### Exercise directions
Return every line of the data below that includes the string "приказу".

### Information given
○ ○ ○
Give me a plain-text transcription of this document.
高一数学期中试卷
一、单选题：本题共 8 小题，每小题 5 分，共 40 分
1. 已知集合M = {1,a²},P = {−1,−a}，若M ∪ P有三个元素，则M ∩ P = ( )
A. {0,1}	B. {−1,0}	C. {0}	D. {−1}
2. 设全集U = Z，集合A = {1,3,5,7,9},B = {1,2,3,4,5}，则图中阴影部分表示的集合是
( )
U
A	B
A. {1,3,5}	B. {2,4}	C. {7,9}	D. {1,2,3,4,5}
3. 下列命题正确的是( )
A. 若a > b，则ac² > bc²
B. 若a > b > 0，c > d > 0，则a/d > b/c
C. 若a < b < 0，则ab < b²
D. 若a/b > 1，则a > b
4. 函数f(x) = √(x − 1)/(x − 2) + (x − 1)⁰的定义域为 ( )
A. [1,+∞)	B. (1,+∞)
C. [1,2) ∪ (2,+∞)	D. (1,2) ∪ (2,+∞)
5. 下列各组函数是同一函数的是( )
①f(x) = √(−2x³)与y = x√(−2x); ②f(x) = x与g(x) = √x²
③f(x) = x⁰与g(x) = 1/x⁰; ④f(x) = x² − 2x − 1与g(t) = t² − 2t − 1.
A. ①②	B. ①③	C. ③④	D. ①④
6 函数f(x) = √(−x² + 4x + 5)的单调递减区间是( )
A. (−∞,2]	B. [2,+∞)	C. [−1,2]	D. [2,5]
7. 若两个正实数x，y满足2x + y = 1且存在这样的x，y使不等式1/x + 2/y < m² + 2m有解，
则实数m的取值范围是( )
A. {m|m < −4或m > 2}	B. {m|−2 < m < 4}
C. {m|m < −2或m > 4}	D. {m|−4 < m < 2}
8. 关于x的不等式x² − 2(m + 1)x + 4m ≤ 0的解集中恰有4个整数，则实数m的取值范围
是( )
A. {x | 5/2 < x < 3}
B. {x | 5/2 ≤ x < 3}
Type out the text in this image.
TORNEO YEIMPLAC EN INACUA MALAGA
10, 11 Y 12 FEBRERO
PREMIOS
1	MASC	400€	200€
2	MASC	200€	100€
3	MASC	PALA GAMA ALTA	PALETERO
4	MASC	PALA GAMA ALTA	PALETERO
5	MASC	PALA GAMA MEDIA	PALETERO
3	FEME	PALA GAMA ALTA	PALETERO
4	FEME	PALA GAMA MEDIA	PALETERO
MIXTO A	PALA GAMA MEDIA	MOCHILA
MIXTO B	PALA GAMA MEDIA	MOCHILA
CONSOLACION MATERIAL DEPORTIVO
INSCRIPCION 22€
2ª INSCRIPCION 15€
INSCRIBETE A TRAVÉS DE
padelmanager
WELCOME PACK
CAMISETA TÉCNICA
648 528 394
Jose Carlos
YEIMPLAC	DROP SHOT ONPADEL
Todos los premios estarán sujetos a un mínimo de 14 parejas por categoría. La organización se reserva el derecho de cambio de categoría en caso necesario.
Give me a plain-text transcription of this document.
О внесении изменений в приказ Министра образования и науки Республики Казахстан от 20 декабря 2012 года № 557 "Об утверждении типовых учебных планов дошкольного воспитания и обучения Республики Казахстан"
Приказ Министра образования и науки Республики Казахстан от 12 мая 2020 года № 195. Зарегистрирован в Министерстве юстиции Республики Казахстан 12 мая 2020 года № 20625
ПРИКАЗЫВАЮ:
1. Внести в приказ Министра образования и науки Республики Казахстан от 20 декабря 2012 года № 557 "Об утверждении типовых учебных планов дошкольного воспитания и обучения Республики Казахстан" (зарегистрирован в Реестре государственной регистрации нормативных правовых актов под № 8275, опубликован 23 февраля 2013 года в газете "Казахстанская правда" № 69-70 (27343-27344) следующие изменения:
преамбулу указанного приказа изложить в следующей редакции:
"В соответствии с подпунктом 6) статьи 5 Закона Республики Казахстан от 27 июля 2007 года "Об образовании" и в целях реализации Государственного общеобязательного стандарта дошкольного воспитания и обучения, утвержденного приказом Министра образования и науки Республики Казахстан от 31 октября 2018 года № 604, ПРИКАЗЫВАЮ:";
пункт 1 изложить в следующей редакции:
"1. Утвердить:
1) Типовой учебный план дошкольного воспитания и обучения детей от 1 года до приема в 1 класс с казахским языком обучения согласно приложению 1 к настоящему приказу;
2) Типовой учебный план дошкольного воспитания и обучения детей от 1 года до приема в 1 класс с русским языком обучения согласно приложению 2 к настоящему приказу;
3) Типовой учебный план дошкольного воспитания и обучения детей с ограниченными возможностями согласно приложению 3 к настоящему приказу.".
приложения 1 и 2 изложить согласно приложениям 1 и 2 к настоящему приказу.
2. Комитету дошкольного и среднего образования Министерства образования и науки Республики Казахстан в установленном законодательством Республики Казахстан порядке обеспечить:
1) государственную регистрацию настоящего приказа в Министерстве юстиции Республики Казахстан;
○ ○ ○
### Written solution
1) Типовой учебный план дошкольного воспитания и обучения детей от 1 года до приема в 1 класс с казахским языком обучения согласно приложению 1 к настоящему приказу;
2) Типовой учебный план дошкольного воспитания и обучения детей от 1 года до приема в 1 класс с русским языком обучения согласно приложению 2 к настоящему приказу;
3) Типовой учебный план дошкольного воспитания и обучения детей с ограниченными возможностями согласно приложению 3 к настоящему приказу.".
приложения 1 и 2 изложить согласно приложениям 1 и 2 к настоящему приказу.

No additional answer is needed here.